_DO THIS_
Every line below must be reproduced exactly. Copy them all.

....

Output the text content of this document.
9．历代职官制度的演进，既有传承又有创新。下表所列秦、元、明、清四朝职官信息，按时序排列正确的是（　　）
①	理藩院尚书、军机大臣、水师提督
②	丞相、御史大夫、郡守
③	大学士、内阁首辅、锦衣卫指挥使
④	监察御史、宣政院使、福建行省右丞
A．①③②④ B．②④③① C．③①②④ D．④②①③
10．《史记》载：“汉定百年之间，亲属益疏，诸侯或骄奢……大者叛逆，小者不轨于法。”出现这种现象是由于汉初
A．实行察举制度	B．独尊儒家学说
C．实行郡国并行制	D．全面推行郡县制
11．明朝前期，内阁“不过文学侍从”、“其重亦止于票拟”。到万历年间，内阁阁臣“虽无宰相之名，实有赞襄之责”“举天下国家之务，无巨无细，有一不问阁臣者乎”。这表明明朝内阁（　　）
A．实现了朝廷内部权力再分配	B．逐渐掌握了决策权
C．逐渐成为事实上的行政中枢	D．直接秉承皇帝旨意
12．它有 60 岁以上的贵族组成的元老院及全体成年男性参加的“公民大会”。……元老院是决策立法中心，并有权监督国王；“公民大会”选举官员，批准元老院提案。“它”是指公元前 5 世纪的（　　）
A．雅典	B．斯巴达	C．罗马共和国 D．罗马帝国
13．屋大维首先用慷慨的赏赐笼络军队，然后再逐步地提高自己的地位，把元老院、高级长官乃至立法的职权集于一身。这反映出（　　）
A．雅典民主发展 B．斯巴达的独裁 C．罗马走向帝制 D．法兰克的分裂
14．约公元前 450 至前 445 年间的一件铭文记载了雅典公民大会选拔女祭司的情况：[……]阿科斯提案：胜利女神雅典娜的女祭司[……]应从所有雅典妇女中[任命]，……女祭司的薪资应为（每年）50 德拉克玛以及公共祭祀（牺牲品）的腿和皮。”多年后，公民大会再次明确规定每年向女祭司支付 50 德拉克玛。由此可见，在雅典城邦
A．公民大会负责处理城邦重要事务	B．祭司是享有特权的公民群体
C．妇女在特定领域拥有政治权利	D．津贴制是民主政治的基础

....

_COMPLETED TASK_
Output the text content of this document.
9．历代职官制度的演进，既有传承又有创新。下表所列秦、元、明、清四朝职官信息，按时序排列正确的是（　　）
①	理藩院尚书、军机大臣、水师提督
②	丞相、御史大夫、郡守
③	大学士、内阁首辅、锦衣卫指挥使
④	监察御史、宣政院使、福建行省右丞
A．①③②④ B．②④③① C．③①②④ D．④②①③
10．《史记》载：“汉定百年之间，亲属益疏，诸侯或骄奢……大者叛逆，小者不轨于法。”出现这种现象是由于汉初
A．实行察举制度	B．独尊儒家学说
C．实行郡国并行制	D．全面推行郡县制
11．明朝前期，内阁“不过文学侍从”、“其重亦止于票拟”。到万历年间，内阁阁臣“虽无宰相之名，实有赞襄之责”“举天下国家之务，无巨无细，有一不问阁臣者乎”。这表明明朝内阁（　　）
A．实现了朝廷内部权力再分配	B．逐渐掌握了决策权
C．逐渐成为事实上的行政中枢	D．直接秉承皇帝旨意
12．它有 60 岁以上的贵族组成的元老院及全体成年男性参加的“公民大会”。……元老院是决策立法中心，并有权监督国王；“公民大会”选举官员，批准元老院提案。“它”是指公元前 5 世纪的（　　）
A．雅典	B．斯巴达	C．罗马共和国 D．罗马帝国
13．屋大维首先用慷慨的赏赐笼络军队，然后再逐步地提高自己的地位，把元老院、高级长官乃至立法的职权集于一身。这反映出（　　）
A．雅典民主发展 B．斯巴达的独裁 C．罗马走向帝制 D．法兰克的分裂
14．约公元前 450 至前 445 年间的一件铭文记载了雅典公民大会选拔女祭司的情况：[……]阿科斯提案：胜利女神雅典娜的女祭司[……]应从所有雅典妇女中[任命]，……女祭司的薪资应为（每年）50 德拉克玛以及公共祭祀（牺牲品）的腿和皮。”多年后，公民大会再次明确规定每年向女祭司支付 50 德拉克玛。由此可见，在雅典城邦
A．公民大会负责处理城邦重要事务	B．祭司是享有特权的公民群体
C．妇女在特定领域拥有政治权利	D．津贴制是民主政治的基础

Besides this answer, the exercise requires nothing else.